• What the task asks:
Using the listing below, copy every line that mentions "median".

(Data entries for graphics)
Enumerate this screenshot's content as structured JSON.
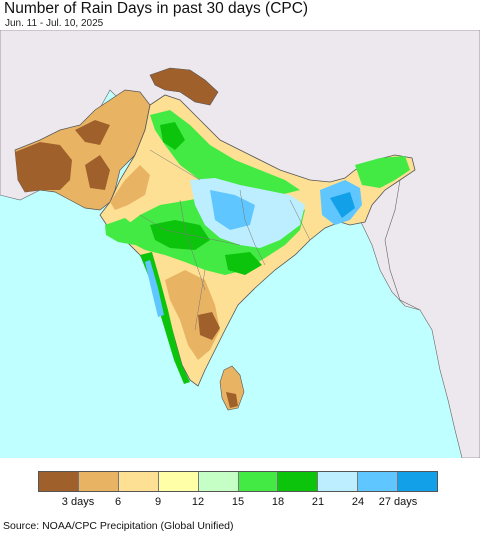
{
  "title": "Number of Rain Days in past 30 days (CPC)",
  "date_range": "Jun. 11 - Jul. 10, 2025",
  "source": "Source: NOAA/CPC Precipitation (Global Unified)",
  "legend": {
    "colors": [
      "#a0602c",
      "#e8b464",
      "#fde093",
      "#ffffa8",
      "#c6ffc6",
      "#43ea43",
      "#0cc40c",
      "#bdeeff",
      "#5fc6ff",
      "#12a0e8"
    ],
    "tick_labels": [
      {
        "text": "3 days",
        "after_bin": 1
      },
      {
        "text": "6",
        "after_bin": 2
      },
      {
        "text": "9",
        "after_bin": 3
      },
      {
        "text": "12",
        "after_bin": 4
      },
      {
        "text": "15",
        "after_bin": 5
      },
      {
        "text": "18",
        "after_bin": 6
      },
      {
        "text": "21",
        "after_bin": 7
      },
      {
        "text": "24",
        "after_bin": 8
      },
      {
        "text": "27 days",
        "after_bin": 9
      }
    ]
  },
  "colors": {
    "ocean": "#c0ffff",
    "outside_land": "#ede7ee",
    "border": "#555555"
  }
}
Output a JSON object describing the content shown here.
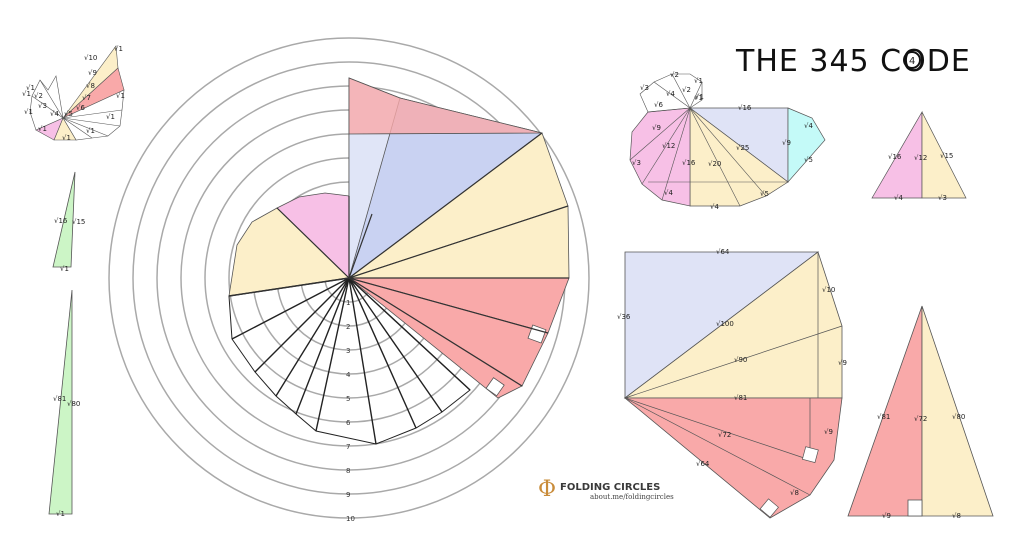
{
  "title": "THE 345 CODE",
  "brand": {
    "name": "FOLDING CIRCLES",
    "url": "about.me/foldingcircles",
    "logo_glyph": "Φ",
    "title_mark": "4"
  },
  "colors": {
    "red": "#f9a9a9",
    "blue": "#c9d2f2",
    "yellow": "#fcefc9",
    "pink": "#f7c0e6",
    "green": "#ccf5c6",
    "cyan": "#c4faf8",
    "stroke": "#555555",
    "ring": "#a9a9a9"
  },
  "ring_labels": [
    "1",
    "2",
    "3",
    "4",
    "5",
    "6",
    "7",
    "8",
    "9",
    "10"
  ],
  "labels": {
    "small_spiral": [
      "√1",
      "√10",
      "√9",
      "√8",
      "√7",
      "√6",
      "√5",
      "√4",
      "√3",
      "√2",
      "√1",
      "√1",
      "√1",
      "√1",
      "√1",
      "√1",
      "√1",
      "√1"
    ],
    "green_small": [
      "√16",
      "√15",
      "√1"
    ],
    "green_large": [
      "√81",
      "√80",
      "√1"
    ],
    "mid_spiral": [
      "√2",
      "√1",
      "√2",
      "√4",
      "√1",
      "√3",
      "√6",
      "√9",
      "√16",
      "√12",
      "√16",
      "√3",
      "√20",
      "√25",
      "√9",
      "√4",
      "√5",
      "√4",
      "√4",
      "√5",
      "√1"
    ],
    "mid_tri": [
      "√16",
      "√12",
      "√15",
      "√4",
      "√3"
    ],
    "big_fan": [
      "√64",
      "√36",
      "√10",
      "√100",
      "√90",
      "√9",
      "√81",
      "√72",
      "√9",
      "√64",
      "√8"
    ],
    "big_tri": [
      "√81",
      "√72",
      "√80",
      "√9",
      "√8"
    ]
  }
}
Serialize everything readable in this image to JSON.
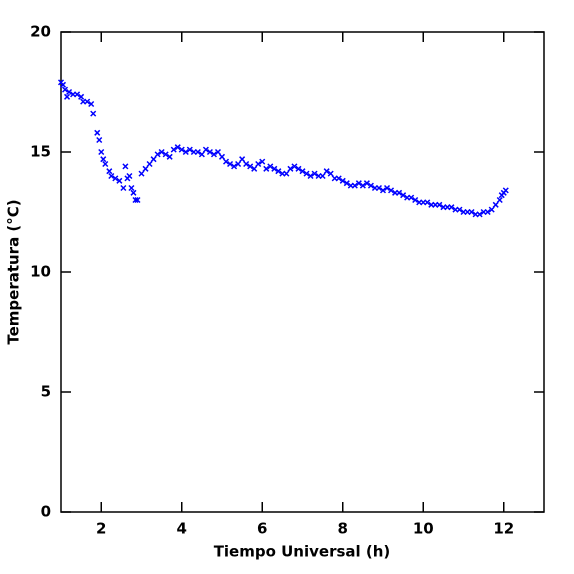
{
  "chart_data": {
    "type": "scatter",
    "xlabel": "Tiempo Universal (h)",
    "ylabel": "Temperatura (°C)",
    "xlim": [
      1,
      13
    ],
    "ylim": [
      0,
      20
    ],
    "xticks": [
      2,
      4,
      6,
      8,
      10,
      12
    ],
    "yticks": [
      0,
      5,
      10,
      15,
      20
    ],
    "marker": "x",
    "series": [
      {
        "color": "#0000ff",
        "x": [
          1.0,
          1.05,
          1.1,
          1.15,
          1.2,
          1.3,
          1.4,
          1.5,
          1.55,
          1.65,
          1.75,
          1.8,
          1.9,
          1.95,
          2.0,
          2.05,
          2.1,
          2.2,
          2.25,
          2.35,
          2.45,
          2.55,
          2.6,
          2.65,
          2.7,
          2.75,
          2.8,
          2.85,
          2.9,
          3.0,
          3.1,
          3.2,
          3.3,
          3.4,
          3.5,
          3.6,
          3.7,
          3.8,
          3.9,
          4.0,
          4.1,
          4.2,
          4.3,
          4.4,
          4.5,
          4.6,
          4.7,
          4.8,
          4.9,
          5.0,
          5.1,
          5.2,
          5.3,
          5.4,
          5.5,
          5.6,
          5.7,
          5.8,
          5.9,
          6.0,
          6.1,
          6.2,
          6.3,
          6.4,
          6.5,
          6.6,
          6.7,
          6.8,
          6.9,
          7.0,
          7.1,
          7.2,
          7.3,
          7.4,
          7.5,
          7.6,
          7.7,
          7.8,
          7.9,
          8.0,
          8.1,
          8.2,
          8.3,
          8.4,
          8.5,
          8.6,
          8.7,
          8.8,
          8.9,
          9.0,
          9.1,
          9.2,
          9.3,
          9.4,
          9.5,
          9.6,
          9.7,
          9.8,
          9.9,
          10.0,
          10.1,
          10.2,
          10.3,
          10.4,
          10.5,
          10.6,
          10.7,
          10.8,
          10.9,
          11.0,
          11.1,
          11.2,
          11.3,
          11.4,
          11.5,
          11.6,
          11.7,
          11.8,
          11.9,
          11.95,
          12.0,
          12.05
        ],
        "values": [
          17.9,
          17.8,
          17.6,
          17.3,
          17.5,
          17.4,
          17.4,
          17.3,
          17.1,
          17.1,
          17.0,
          16.6,
          15.8,
          15.5,
          15.0,
          14.7,
          14.5,
          14.2,
          14.0,
          13.9,
          13.8,
          13.5,
          14.4,
          13.9,
          14.0,
          13.5,
          13.3,
          13.0,
          13.0,
          14.1,
          14.3,
          14.5,
          14.7,
          14.9,
          15.0,
          14.9,
          14.8,
          15.1,
          15.2,
          15.1,
          15.0,
          15.1,
          15.0,
          15.0,
          14.9,
          15.1,
          15.0,
          14.9,
          15.0,
          14.8,
          14.6,
          14.5,
          14.4,
          14.5,
          14.7,
          14.5,
          14.4,
          14.3,
          14.5,
          14.6,
          14.3,
          14.4,
          14.3,
          14.2,
          14.1,
          14.1,
          14.3,
          14.4,
          14.3,
          14.2,
          14.1,
          14.0,
          14.1,
          14.0,
          14.0,
          14.2,
          14.1,
          13.9,
          13.9,
          13.8,
          13.7,
          13.6,
          13.6,
          13.7,
          13.6,
          13.7,
          13.6,
          13.5,
          13.5,
          13.4,
          13.5,
          13.4,
          13.3,
          13.3,
          13.2,
          13.1,
          13.1,
          13.0,
          12.9,
          12.9,
          12.9,
          12.8,
          12.8,
          12.8,
          12.7,
          12.7,
          12.7,
          12.6,
          12.6,
          12.5,
          12.5,
          12.5,
          12.4,
          12.4,
          12.5,
          12.5,
          12.6,
          12.8,
          13.0,
          13.2,
          13.3,
          13.4
        ]
      }
    ]
  }
}
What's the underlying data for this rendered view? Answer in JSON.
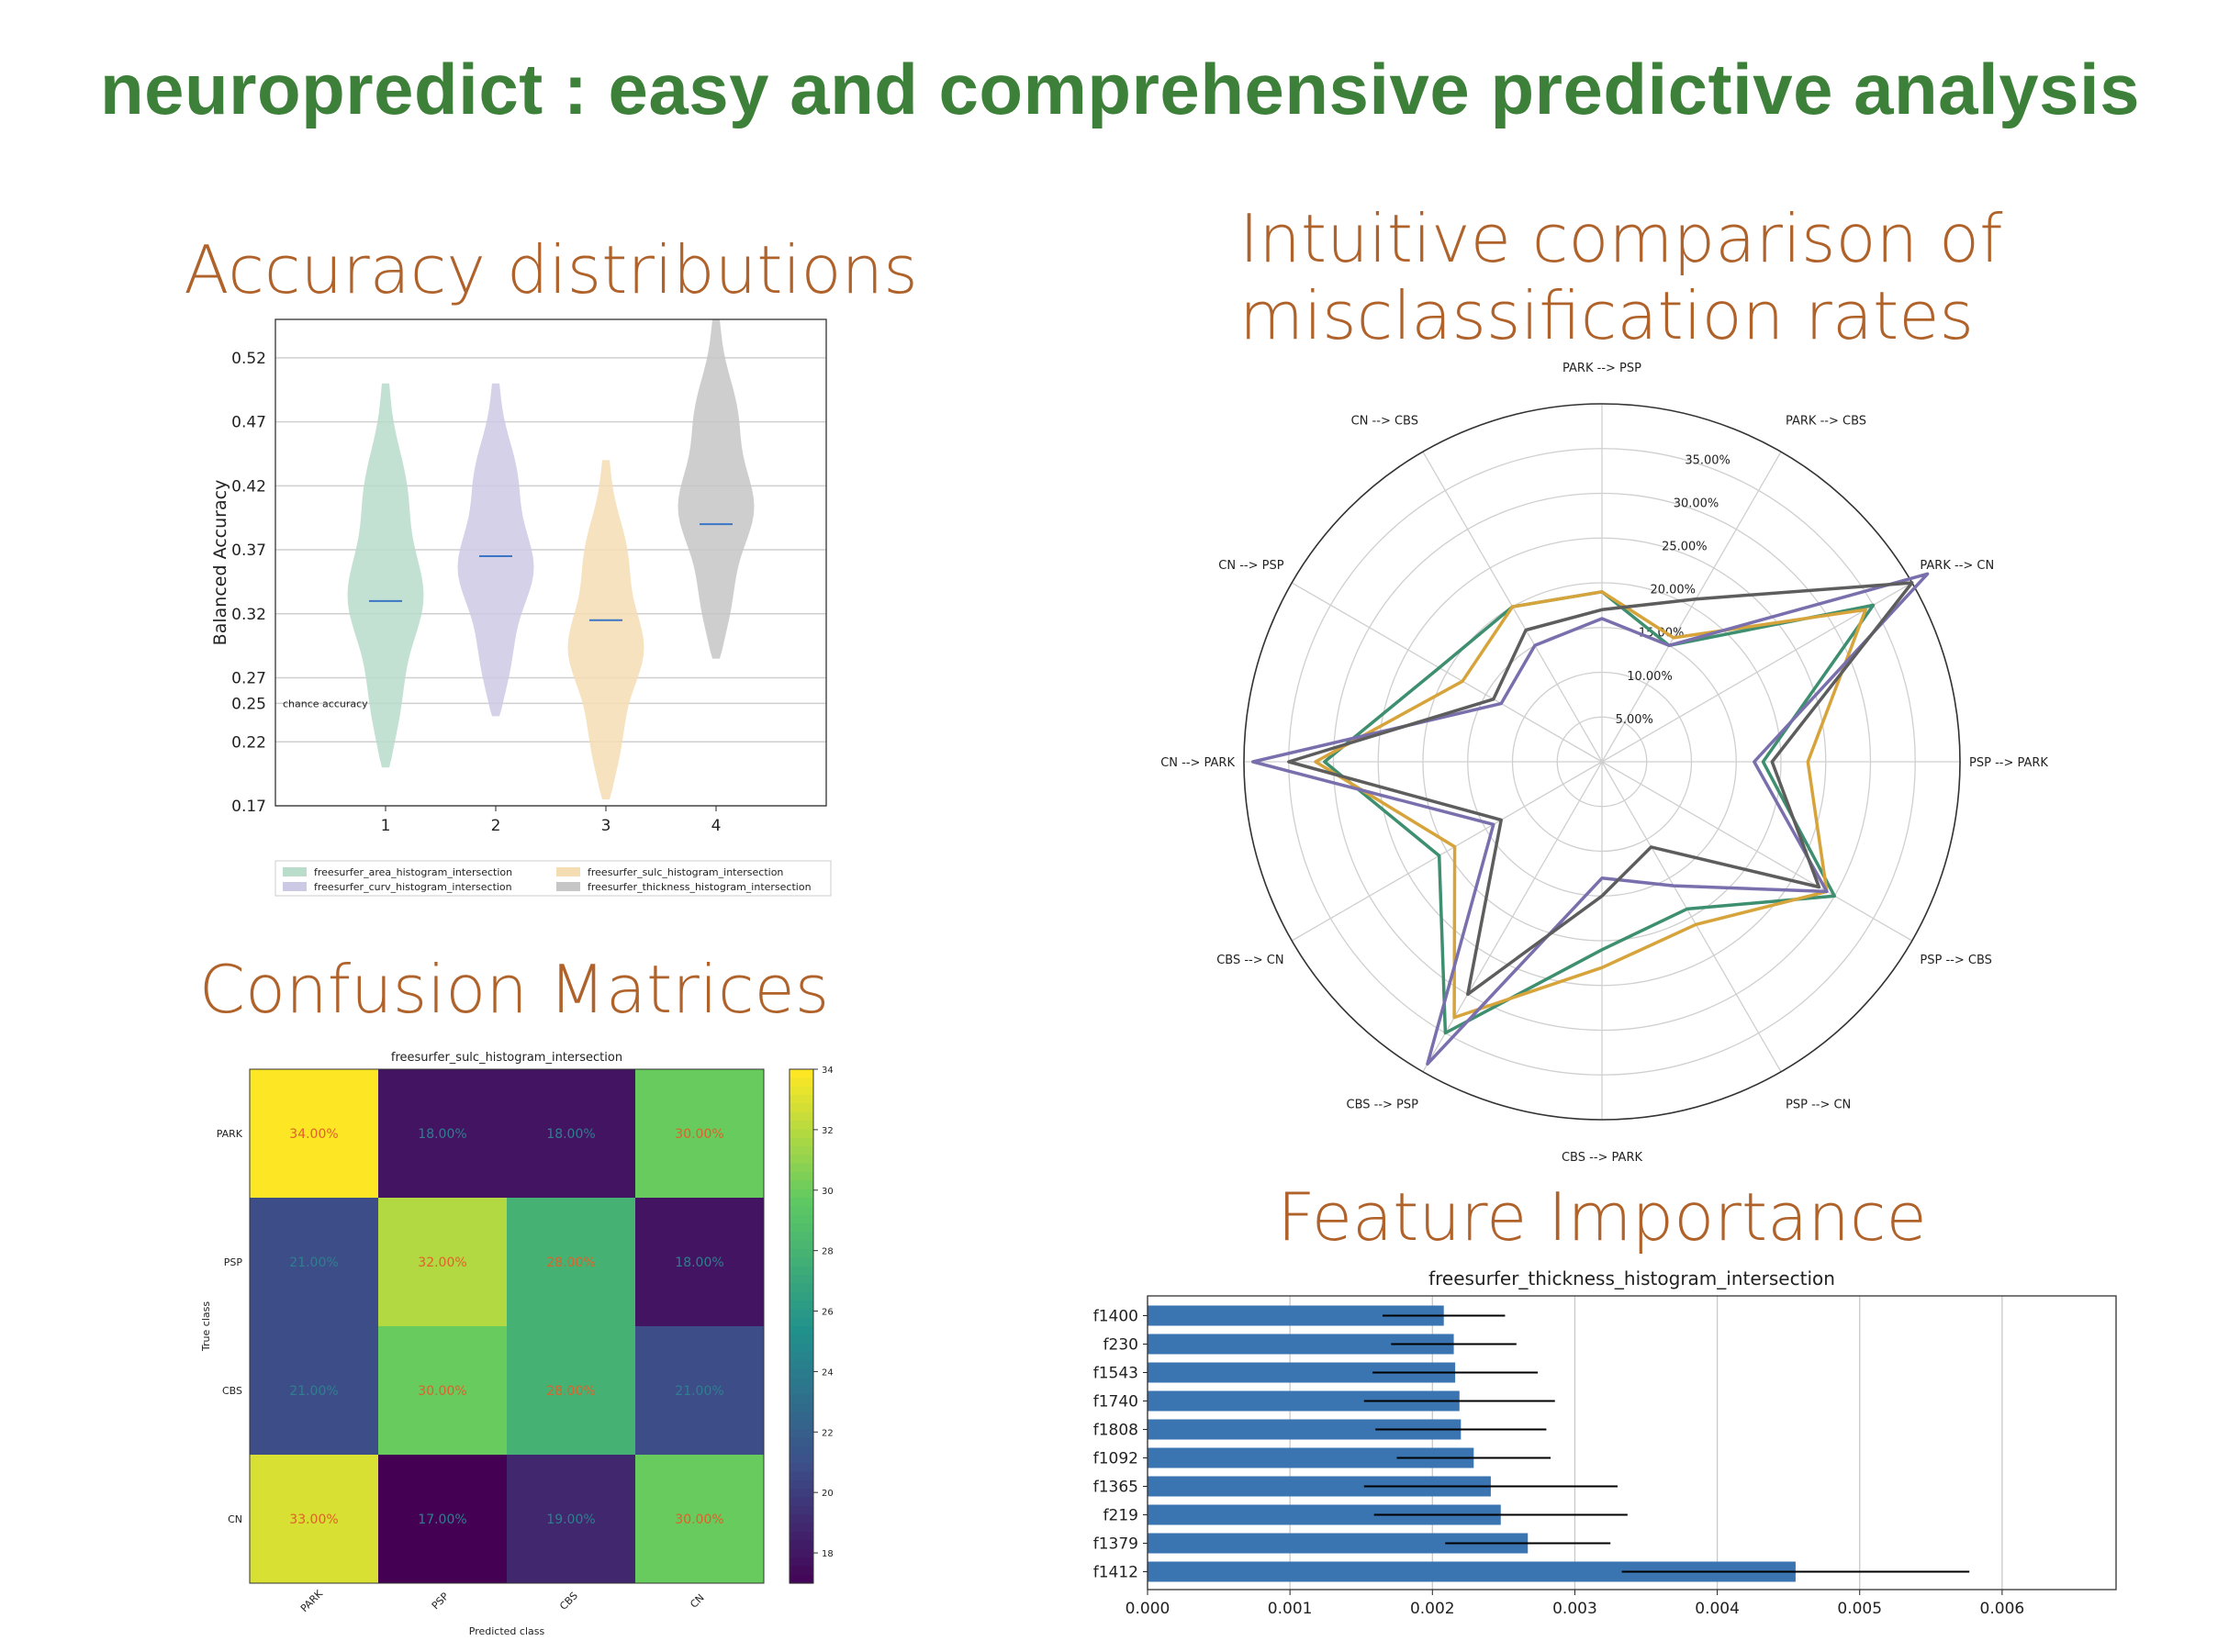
{
  "title": "neuropredict : easy and comprehensive predictive analysis",
  "sections": {
    "accuracy": "Accuracy distributions",
    "radar_line1": "Intuitive comparison of",
    "radar_line2": "misclassification rates",
    "confusion": "Confusion Matrices",
    "importance": "Feature Importance"
  },
  "colors": {
    "title": "#3d8039",
    "section": "#b0622b",
    "median": "#3b76c4",
    "bar": "#3a74b1"
  },
  "chart_data": [
    {
      "type": "violin",
      "ylabel": "Balanced Accuracy",
      "yticks": [
        0.17,
        0.22,
        0.25,
        0.27,
        0.32,
        0.37,
        0.42,
        0.47,
        0.52
      ],
      "ylim": [
        0.17,
        0.55
      ],
      "categories": [
        "1",
        "2",
        "3",
        "4"
      ],
      "chance_label": "chance accuracy",
      "chance_value": 0.25,
      "series": [
        {
          "name": "freesurfer_area_histogram_intersection",
          "color": "#b9dccb",
          "min": 0.2,
          "max": 0.5,
          "median": 0.33
        },
        {
          "name": "freesurfer_curv_histogram_intersection",
          "color": "#ccc9e4",
          "min": 0.24,
          "max": 0.5,
          "median": 0.365
        },
        {
          "name": "freesurfer_sulc_histogram_intersection",
          "color": "#f5ddb3",
          "min": 0.175,
          "max": 0.44,
          "median": 0.315
        },
        {
          "name": "freesurfer_thickness_histogram_intersection",
          "color": "#c6c6c6",
          "min": 0.285,
          "max": 0.55,
          "median": 0.39
        }
      ]
    },
    {
      "type": "radar",
      "axes": [
        "PARK --> PSP",
        "PARK --> CBS",
        "PARK --> CN",
        "PSP --> PARK",
        "PSP --> CBS",
        "PSP --> CN",
        "CBS --> PARK",
        "CBS --> PSP",
        "CBS --> CN",
        "CN --> PARK",
        "CN --> PSP",
        "CN --> CBS"
      ],
      "radial_ticks": [
        "5.00%",
        "10.00%",
        "15.00%",
        "20.00%",
        "25.00%",
        "30.00%",
        "35.00%"
      ],
      "rmax": 40,
      "series": [
        {
          "color": "#3d8f6f",
          "values": [
            19,
            15,
            35,
            18,
            30,
            19,
            21,
            35,
            21,
            31,
            21,
            20
          ]
        },
        {
          "color": "#d6a43a",
          "values": [
            19,
            16,
            34,
            23,
            29,
            21,
            23,
            33,
            19,
            32,
            18,
            20
          ]
        },
        {
          "color": "#7a6fad",
          "values": [
            16,
            15,
            42,
            17,
            29,
            16,
            13,
            39,
            14,
            39,
            13,
            15
          ]
        },
        {
          "color": "#5d5d5d",
          "values": [
            17,
            21,
            40,
            19,
            28,
            11,
            15,
            30,
            13,
            35,
            14,
            17
          ]
        }
      ]
    },
    {
      "type": "heatmap",
      "title": "freesurfer_sulc_histogram_intersection",
      "ylabel": "True class",
      "xlabel": "Predicted class",
      "rows": [
        "PARK",
        "PSP",
        "CBS",
        "CN"
      ],
      "cols": [
        "PARK",
        "PSP",
        "CBS",
        "CN"
      ],
      "values": [
        [
          34,
          18,
          18,
          30
        ],
        [
          21,
          32,
          28,
          18
        ],
        [
          21,
          30,
          28,
          21
        ],
        [
          33,
          17,
          19,
          30
        ]
      ],
      "cell_labels": [
        [
          "34.00%",
          "18.00%",
          "18.00%",
          "30.00%"
        ],
        [
          "21.00%",
          "32.00%",
          "28.00%",
          "18.00%"
        ],
        [
          "21.00%",
          "30.00%",
          "28.00%",
          "21.00%"
        ],
        [
          "33.00%",
          "17.00%",
          "19.00%",
          "30.00%"
        ]
      ],
      "colorbar_ticks": [
        18,
        20,
        22,
        24,
        26,
        28,
        30,
        32,
        34
      ],
      "vmin": 17,
      "vmax": 34
    },
    {
      "type": "bar",
      "orientation": "horizontal",
      "title": "freesurfer_thickness_histogram_intersection",
      "categories": [
        "f1400",
        "f230",
        "f1543",
        "f1740",
        "f1808",
        "f1092",
        "f1365",
        "f219",
        "f1379",
        "f1412"
      ],
      "values": [
        0.00208,
        0.00215,
        0.00216,
        0.00219,
        0.0022,
        0.00229,
        0.00241,
        0.00248,
        0.00267,
        0.00455
      ],
      "errors": [
        0.00043,
        0.00044,
        0.00058,
        0.00067,
        0.0006,
        0.00054,
        0.00089,
        0.00089,
        0.00058,
        0.00122
      ],
      "xticks": [
        "0.000",
        "0.001",
        "0.002",
        "0.003",
        "0.004",
        "0.005",
        "0.006"
      ],
      "xlim": [
        0,
        0.0068
      ]
    }
  ]
}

• Answer to the problem:
    "median": "#3b76c4",
          "median": 0.33
          "median": 0.365
          "median": 0.315
          "median": 0.39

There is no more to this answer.